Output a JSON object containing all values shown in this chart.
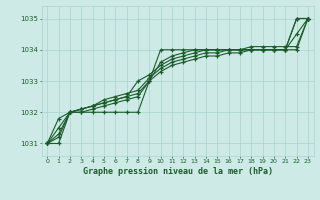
{
  "title": "Graphe pression niveau de la mer (hPa)",
  "background_color": "#ceeae6",
  "grid_color": "#a8d4ce",
  "line_color": "#1a5c2a",
  "text_color": "#1a5c2a",
  "xlim": [
    -0.5,
    23.5
  ],
  "ylim": [
    1030.6,
    1035.4
  ],
  "yticks": [
    1031,
    1032,
    1033,
    1034,
    1035
  ],
  "xticks": [
    0,
    1,
    2,
    3,
    4,
    5,
    6,
    7,
    8,
    9,
    10,
    11,
    12,
    13,
    14,
    15,
    16,
    17,
    18,
    19,
    20,
    21,
    22,
    23
  ],
  "series": [
    [
      1031.0,
      1031.0,
      1032.0,
      1032.0,
      1032.0,
      1032.0,
      1032.0,
      1032.0,
      1032.0,
      1033.0,
      1034.0,
      1034.0,
      1034.0,
      1034.0,
      1034.0,
      1034.0,
      1034.0,
      1034.0,
      1034.0,
      1034.0,
      1034.0,
      1034.0,
      1035.0,
      1035.0
    ],
    [
      1031.0,
      1031.2,
      1032.0,
      1032.1,
      1032.2,
      1032.3,
      1032.4,
      1032.5,
      1032.6,
      1033.0,
      1033.3,
      1033.5,
      1033.6,
      1033.7,
      1033.8,
      1033.8,
      1033.9,
      1033.9,
      1034.0,
      1034.0,
      1034.0,
      1034.0,
      1034.0,
      1035.0
    ],
    [
      1031.0,
      1031.3,
      1032.0,
      1032.1,
      1032.2,
      1032.4,
      1032.5,
      1032.6,
      1032.7,
      1033.1,
      1033.4,
      1033.6,
      1033.7,
      1033.8,
      1033.9,
      1033.9,
      1034.0,
      1034.0,
      1034.1,
      1034.1,
      1034.1,
      1034.1,
      1034.1,
      1035.0
    ],
    [
      1031.0,
      1031.5,
      1032.0,
      1032.1,
      1032.2,
      1032.3,
      1032.4,
      1032.5,
      1033.0,
      1033.2,
      1033.5,
      1033.7,
      1033.8,
      1033.9,
      1034.0,
      1034.0,
      1034.0,
      1034.0,
      1034.0,
      1034.0,
      1034.0,
      1034.0,
      1034.5,
      1035.0
    ],
    [
      1031.0,
      1031.8,
      1032.0,
      1032.0,
      1032.1,
      1032.2,
      1032.3,
      1032.4,
      1032.5,
      1033.0,
      1033.6,
      1033.8,
      1033.9,
      1034.0,
      1034.0,
      1034.0,
      1034.0,
      1034.0,
      1034.0,
      1034.0,
      1034.0,
      1034.0,
      1035.0,
      1035.0
    ]
  ]
}
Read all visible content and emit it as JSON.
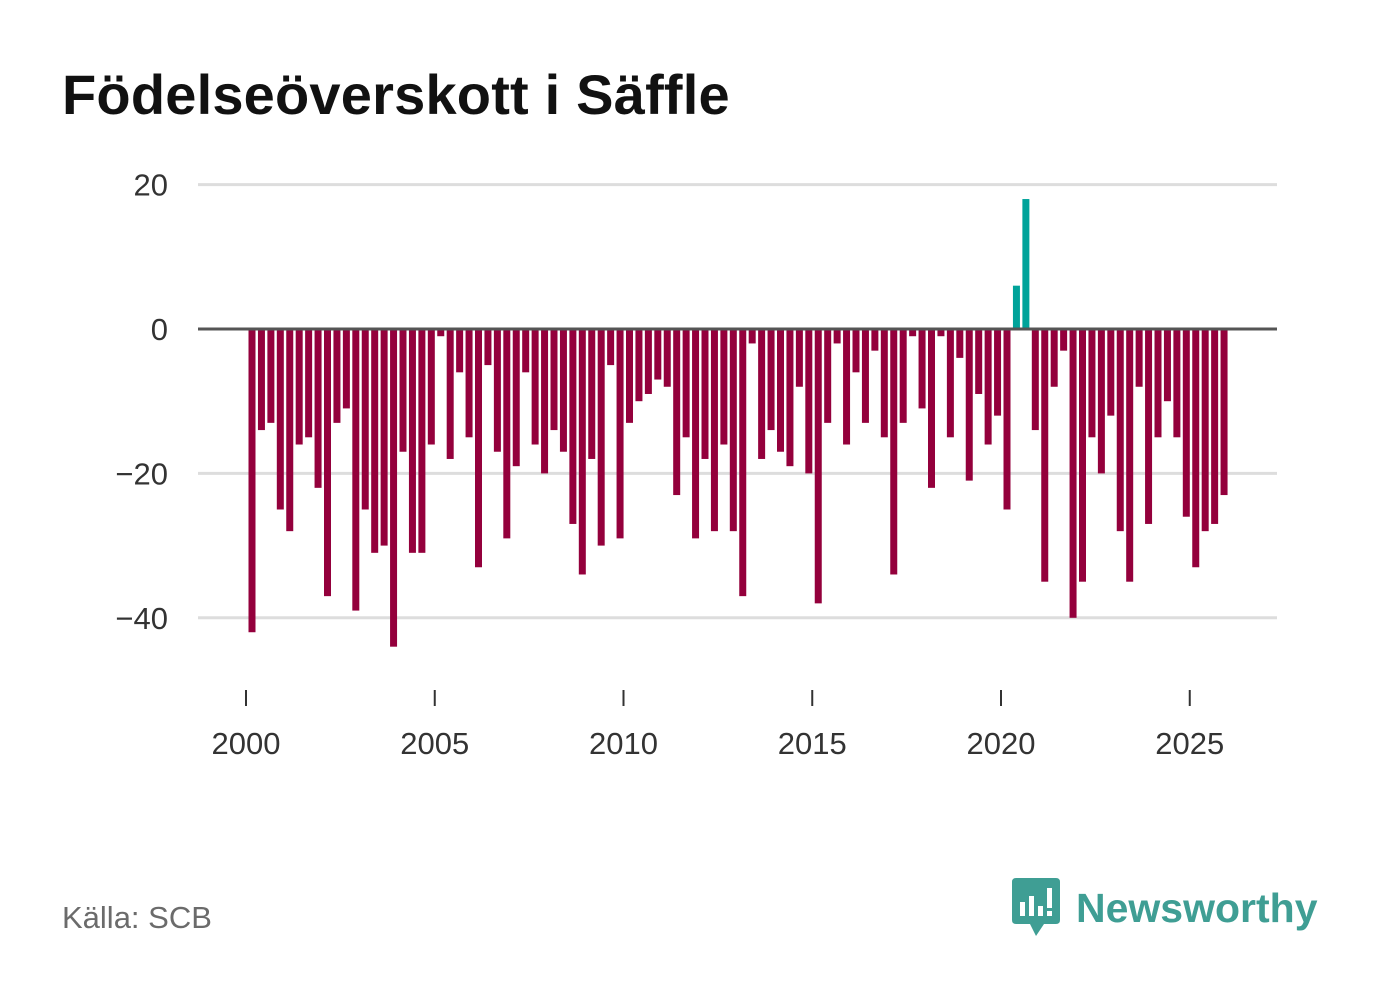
{
  "chart_data": {
    "type": "bar",
    "title": "Födelseöverskott i Säffle",
    "xlabel": "",
    "ylabel": "",
    "ylim": [
      -50,
      21
    ],
    "yticks": [
      20,
      0,
      -20,
      -40
    ],
    "ytick_labels": [
      "20",
      "0",
      "−20",
      "−40"
    ],
    "xticks": [
      2000,
      2005,
      2010,
      2015,
      2020,
      2025
    ],
    "xtick_labels": [
      "2000",
      "2005",
      "2010",
      "2015",
      "2020",
      "2025"
    ],
    "x_start": 2000.0,
    "x_step": 0.25,
    "values": [
      -42,
      -14,
      -13,
      -25,
      -28,
      -16,
      -15,
      -22,
      -37,
      -13,
      -11,
      -39,
      -25,
      -31,
      -30,
      -44,
      -17,
      -31,
      -31,
      -16,
      -1,
      -18,
      -6,
      -15,
      -33,
      -5,
      -17,
      -29,
      -19,
      -6,
      -16,
      -20,
      -14,
      -17,
      -27,
      -34,
      -18,
      -30,
      -5,
      -29,
      -13,
      -10,
      -9,
      -7,
      -8,
      -23,
      -15,
      -29,
      -18,
      -28,
      -16,
      -28,
      -37,
      -2,
      -18,
      -14,
      -17,
      -19,
      -8,
      -20,
      -38,
      -13,
      -2,
      -16,
      -6,
      -13,
      -3,
      -15,
      -34,
      -13,
      -1,
      -11,
      -22,
      -1,
      -15,
      -4,
      -21,
      -9,
      -16,
      -12,
      -25,
      6,
      18,
      -14,
      -35,
      -8,
      -3,
      -40,
      -35,
      -15,
      -20,
      -12,
      -28,
      -35,
      -8,
      -27,
      -15,
      -10,
      -15,
      -26,
      -33,
      -28,
      -27,
      -23
    ],
    "colors": {
      "negative": "#94003c",
      "positive": "#00a39a"
    }
  },
  "footer": {
    "source": "Källa: SCB",
    "brand": "Newsworthy"
  },
  "icons": {
    "logo": "newsworthy-logo-icon"
  },
  "colors": {
    "brand": "#3f9e94",
    "grid": "#dddddd",
    "zero_line": "#555555"
  }
}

**Short exercise**
Find all lines with "title" in them and copy each one.

**Task solution**
  "title": "Graphe pression niveau de la mer (hPa)",
    "title": "Födelseöverskott i Säffle",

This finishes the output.